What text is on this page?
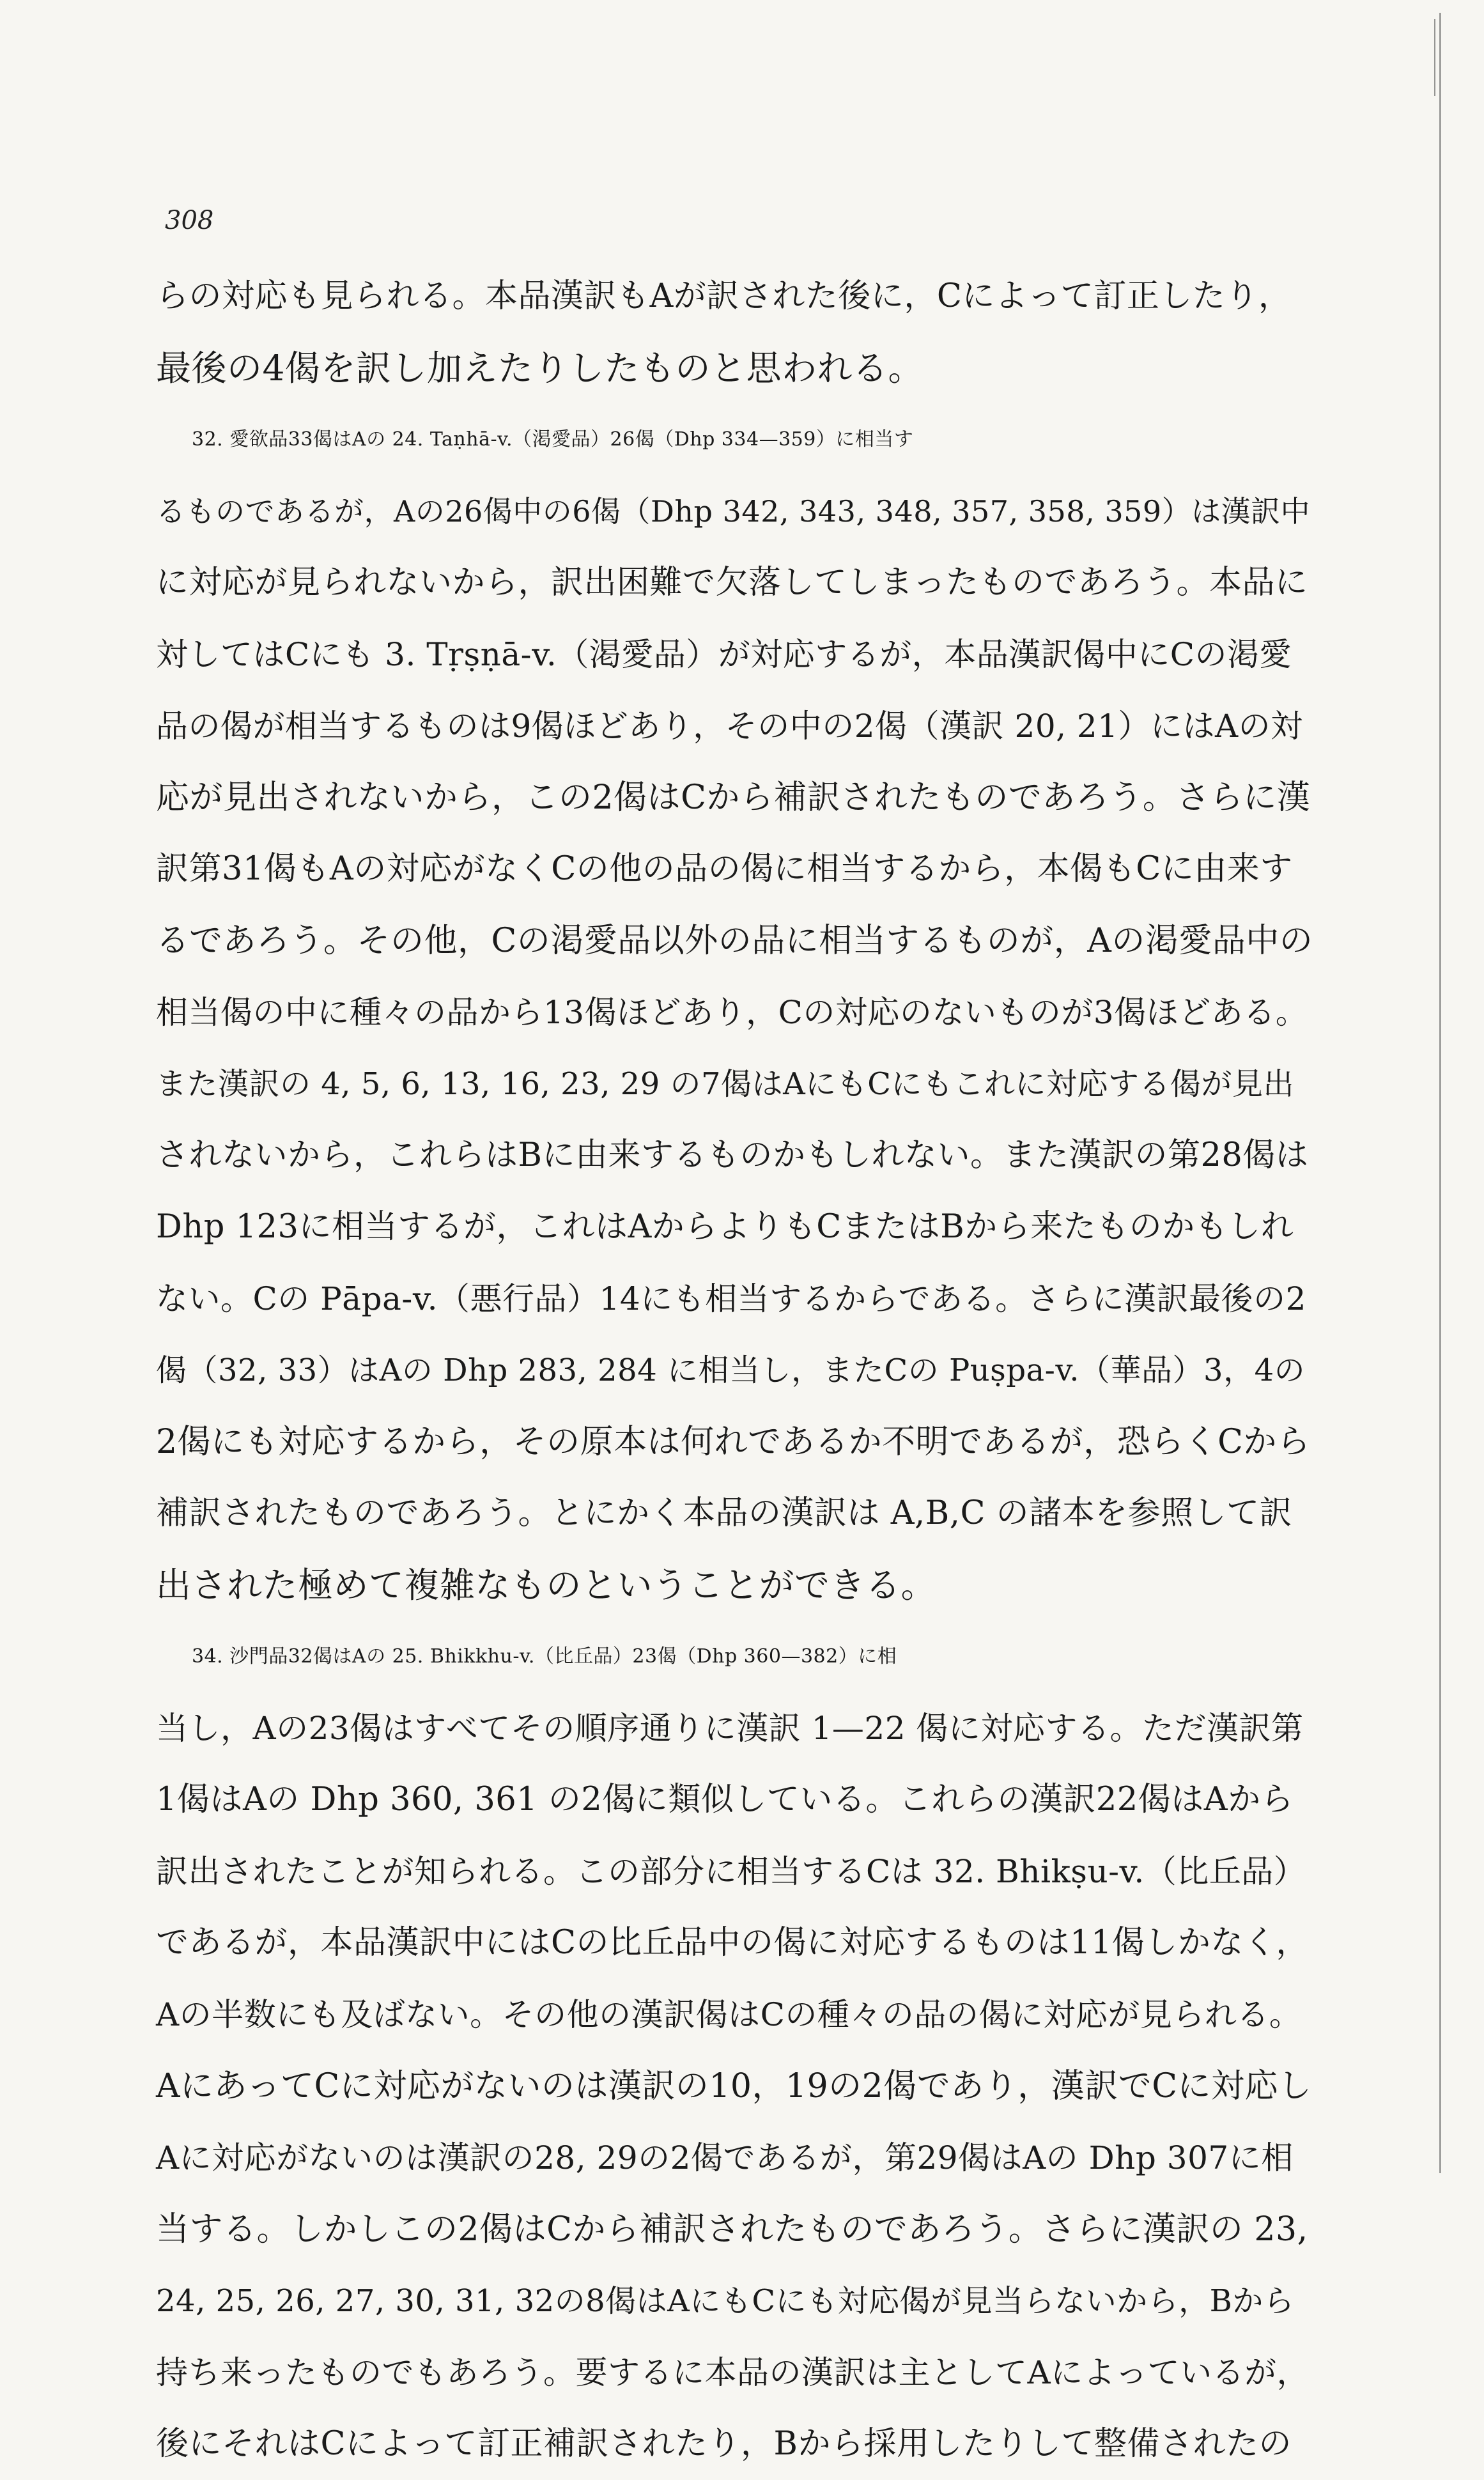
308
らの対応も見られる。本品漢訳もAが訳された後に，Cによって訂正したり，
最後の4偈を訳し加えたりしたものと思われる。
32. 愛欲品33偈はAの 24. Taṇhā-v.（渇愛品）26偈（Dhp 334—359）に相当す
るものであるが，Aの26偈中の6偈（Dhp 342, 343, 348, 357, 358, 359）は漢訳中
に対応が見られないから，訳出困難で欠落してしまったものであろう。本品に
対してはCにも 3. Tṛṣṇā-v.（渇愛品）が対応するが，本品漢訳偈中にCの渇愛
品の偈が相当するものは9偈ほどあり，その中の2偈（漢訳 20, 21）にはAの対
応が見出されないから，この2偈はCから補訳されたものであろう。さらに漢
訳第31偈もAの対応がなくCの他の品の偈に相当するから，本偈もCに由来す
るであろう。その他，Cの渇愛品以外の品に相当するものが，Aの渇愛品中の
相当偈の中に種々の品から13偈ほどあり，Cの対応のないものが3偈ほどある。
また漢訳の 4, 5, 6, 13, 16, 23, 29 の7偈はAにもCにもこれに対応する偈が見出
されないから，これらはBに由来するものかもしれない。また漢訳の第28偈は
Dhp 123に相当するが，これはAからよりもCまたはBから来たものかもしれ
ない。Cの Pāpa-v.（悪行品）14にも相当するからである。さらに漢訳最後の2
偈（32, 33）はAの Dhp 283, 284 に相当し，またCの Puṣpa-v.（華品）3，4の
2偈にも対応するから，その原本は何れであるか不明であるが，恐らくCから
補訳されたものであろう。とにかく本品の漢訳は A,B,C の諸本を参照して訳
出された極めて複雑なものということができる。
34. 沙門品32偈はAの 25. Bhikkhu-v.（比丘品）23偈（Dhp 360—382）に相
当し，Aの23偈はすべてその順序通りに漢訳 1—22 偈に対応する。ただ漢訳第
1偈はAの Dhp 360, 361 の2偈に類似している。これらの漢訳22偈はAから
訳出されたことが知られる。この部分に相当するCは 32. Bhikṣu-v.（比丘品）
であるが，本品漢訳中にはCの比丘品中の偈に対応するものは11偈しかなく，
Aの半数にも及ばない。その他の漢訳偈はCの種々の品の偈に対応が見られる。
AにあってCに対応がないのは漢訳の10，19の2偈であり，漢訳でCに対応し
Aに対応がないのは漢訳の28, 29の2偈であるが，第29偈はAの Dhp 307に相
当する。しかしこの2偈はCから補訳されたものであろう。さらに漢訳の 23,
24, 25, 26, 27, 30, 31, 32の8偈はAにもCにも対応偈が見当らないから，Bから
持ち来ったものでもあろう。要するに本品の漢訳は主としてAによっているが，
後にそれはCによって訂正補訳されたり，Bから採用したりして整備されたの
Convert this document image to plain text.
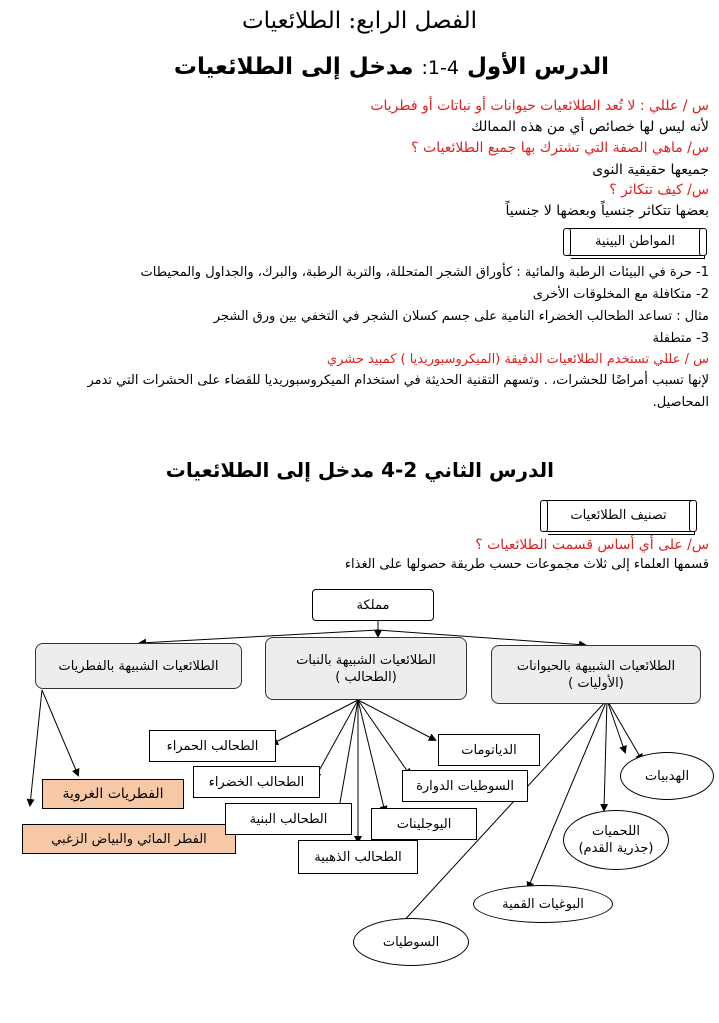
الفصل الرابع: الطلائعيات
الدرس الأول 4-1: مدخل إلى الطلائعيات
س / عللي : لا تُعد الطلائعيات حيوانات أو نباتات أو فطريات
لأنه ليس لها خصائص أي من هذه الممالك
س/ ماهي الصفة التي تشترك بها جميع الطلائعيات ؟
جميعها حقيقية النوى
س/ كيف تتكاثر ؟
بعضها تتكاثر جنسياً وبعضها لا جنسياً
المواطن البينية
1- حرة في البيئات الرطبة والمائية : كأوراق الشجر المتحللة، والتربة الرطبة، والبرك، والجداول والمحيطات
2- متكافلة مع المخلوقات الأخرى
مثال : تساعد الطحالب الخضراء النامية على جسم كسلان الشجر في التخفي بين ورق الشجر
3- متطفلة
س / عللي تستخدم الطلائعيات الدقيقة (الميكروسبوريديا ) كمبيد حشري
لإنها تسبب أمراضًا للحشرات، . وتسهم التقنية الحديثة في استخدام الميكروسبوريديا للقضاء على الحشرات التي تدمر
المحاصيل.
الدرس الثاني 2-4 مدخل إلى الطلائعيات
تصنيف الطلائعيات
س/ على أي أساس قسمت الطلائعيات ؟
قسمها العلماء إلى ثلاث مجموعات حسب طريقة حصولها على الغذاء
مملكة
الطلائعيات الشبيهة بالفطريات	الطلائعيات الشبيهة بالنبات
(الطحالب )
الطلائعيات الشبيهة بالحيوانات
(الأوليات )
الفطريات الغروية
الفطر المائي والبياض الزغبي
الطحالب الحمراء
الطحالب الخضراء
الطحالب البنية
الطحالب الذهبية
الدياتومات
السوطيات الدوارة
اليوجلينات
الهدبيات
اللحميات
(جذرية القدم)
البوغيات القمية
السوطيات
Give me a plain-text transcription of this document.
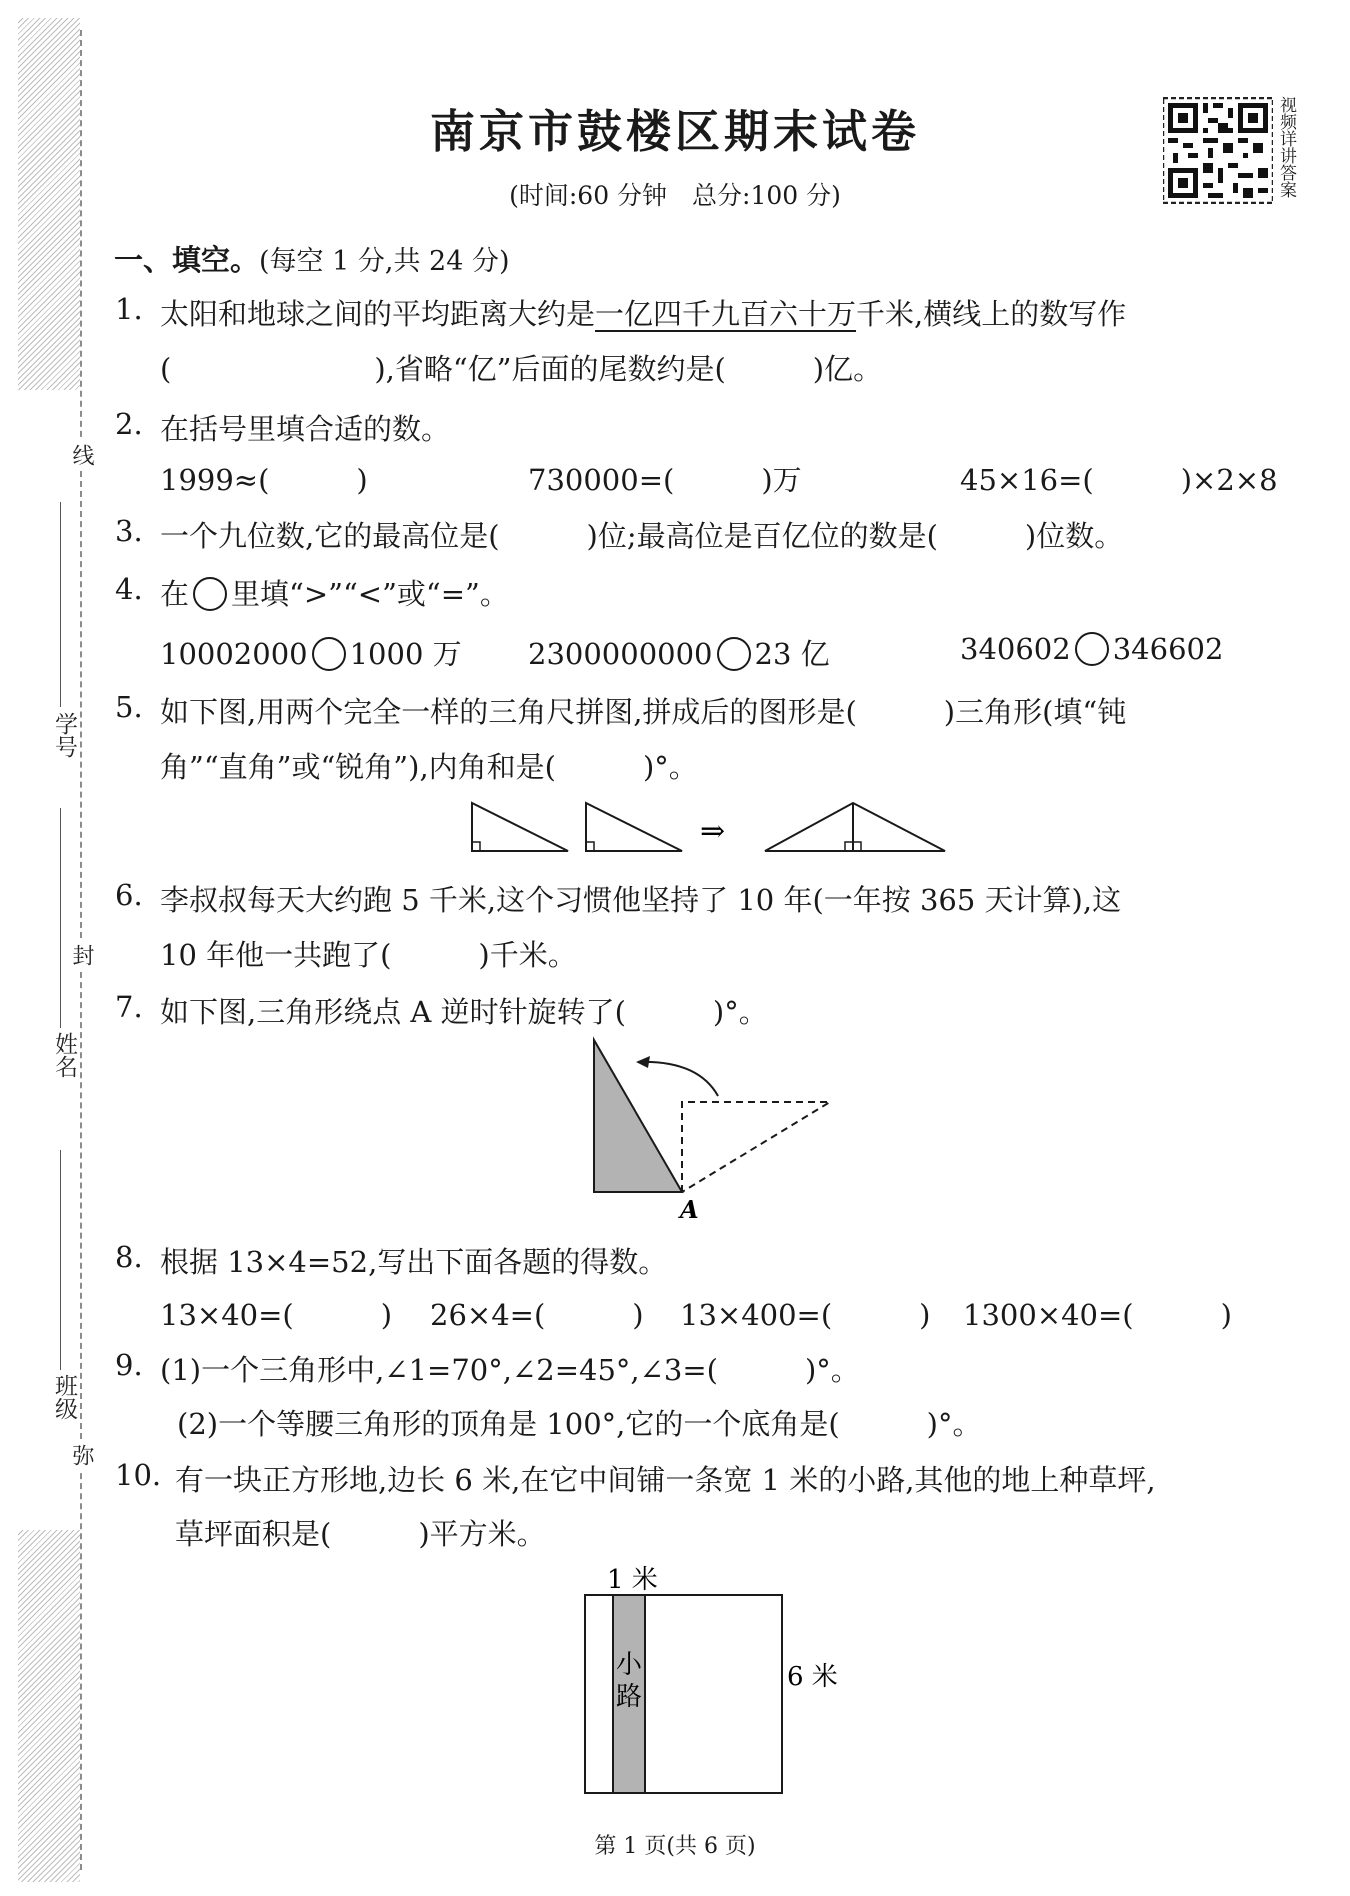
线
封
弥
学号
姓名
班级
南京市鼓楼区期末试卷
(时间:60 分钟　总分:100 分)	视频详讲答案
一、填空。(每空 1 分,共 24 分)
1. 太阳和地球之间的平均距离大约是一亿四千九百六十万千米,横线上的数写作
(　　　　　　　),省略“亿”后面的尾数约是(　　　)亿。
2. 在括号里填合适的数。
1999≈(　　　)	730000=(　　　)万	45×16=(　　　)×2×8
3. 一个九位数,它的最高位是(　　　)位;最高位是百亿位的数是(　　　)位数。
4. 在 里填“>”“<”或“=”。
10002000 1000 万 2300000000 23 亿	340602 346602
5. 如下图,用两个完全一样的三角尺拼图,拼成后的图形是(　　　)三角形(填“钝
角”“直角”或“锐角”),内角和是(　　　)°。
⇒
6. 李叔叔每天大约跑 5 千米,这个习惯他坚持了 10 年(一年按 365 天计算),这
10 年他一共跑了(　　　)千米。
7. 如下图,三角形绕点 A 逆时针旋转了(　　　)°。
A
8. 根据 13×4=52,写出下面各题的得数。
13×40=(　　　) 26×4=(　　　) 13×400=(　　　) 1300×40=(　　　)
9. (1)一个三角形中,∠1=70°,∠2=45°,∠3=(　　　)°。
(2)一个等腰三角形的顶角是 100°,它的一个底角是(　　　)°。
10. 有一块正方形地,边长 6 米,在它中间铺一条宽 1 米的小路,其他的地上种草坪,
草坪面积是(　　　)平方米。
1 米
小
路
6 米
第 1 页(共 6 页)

### Objective
Using the records above, pull out each line where the word "الشجر" occurs.

### Task answer
1- حرة في البيئات الرطبة والمائية : كأوراق الشجر المتحللة، والتربة الرطبة، والبرك، والجداول والمحيطات
مثال : تساعد الطحالب الخضراء النامية على جسم كسلان الشجر في التخفي بين ورق الشجر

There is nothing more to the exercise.